━━━ Provided passage

Compute

Shifting gears, we have our look at compute performance. As compute performance will be more significantly impacted by the reduction in CUs than most other tests, we’re expecting the performance hit for the R9 Fury relative to the R9 Fury X to be more significant here than under our gaming tests.

Starting us off for our look at compute is LuxMark3.0, the latest version of the official benchmark of LuxRender 2.0. LuxRender’s GPU-accelerated rendering mode is an OpenCL based ray tracer that forms a part of the larger LuxRender suite. Ray tracing has become a stronghold for GPUs in recent years as ray tracing maps well to GPU pipelines, allowing artists to render scenes much more quickly than with CPUs alone.

━━━━━━

## What to do
Repeat word for word the part of the GPU compute passage from "Starting us off" to "with CPUs alone.". Work only from the GPU compute passage.

━━━ Data shown

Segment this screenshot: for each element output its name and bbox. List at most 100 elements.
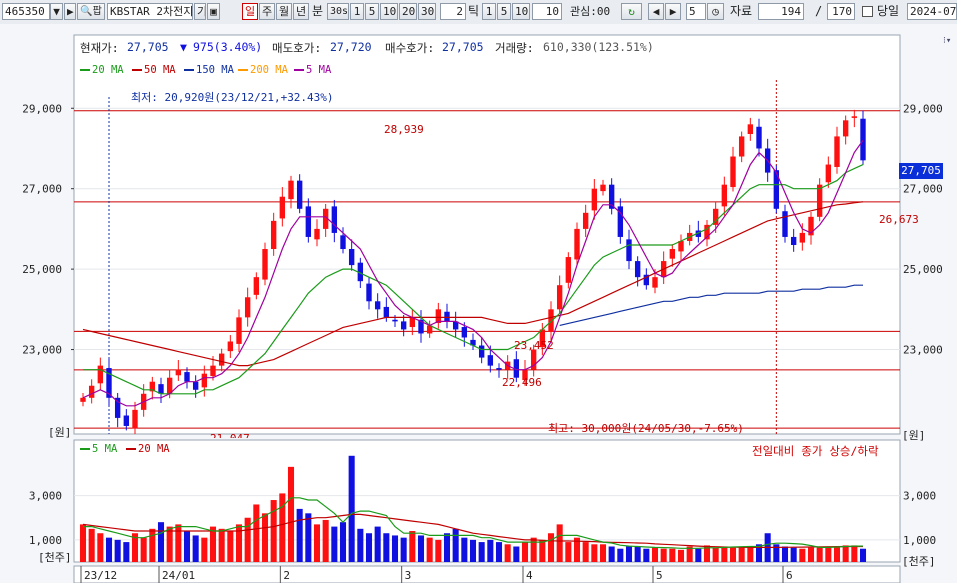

━━━━━━

## Exercise answer
Starting us off for our look at compute is LuxMark3.0, the latest version of the official benchmark of LuxRender 2.0. LuxRender’s GPU-accelerated rendering mode is an OpenCL based ray tracer that forms a part of the larger LuxRender suite. Ray tracing has become a stronghold for GPUs in recent years as ray tracing maps well to GPU pipelines, allowing artists to render scenes much more quickly than with CPUs alone.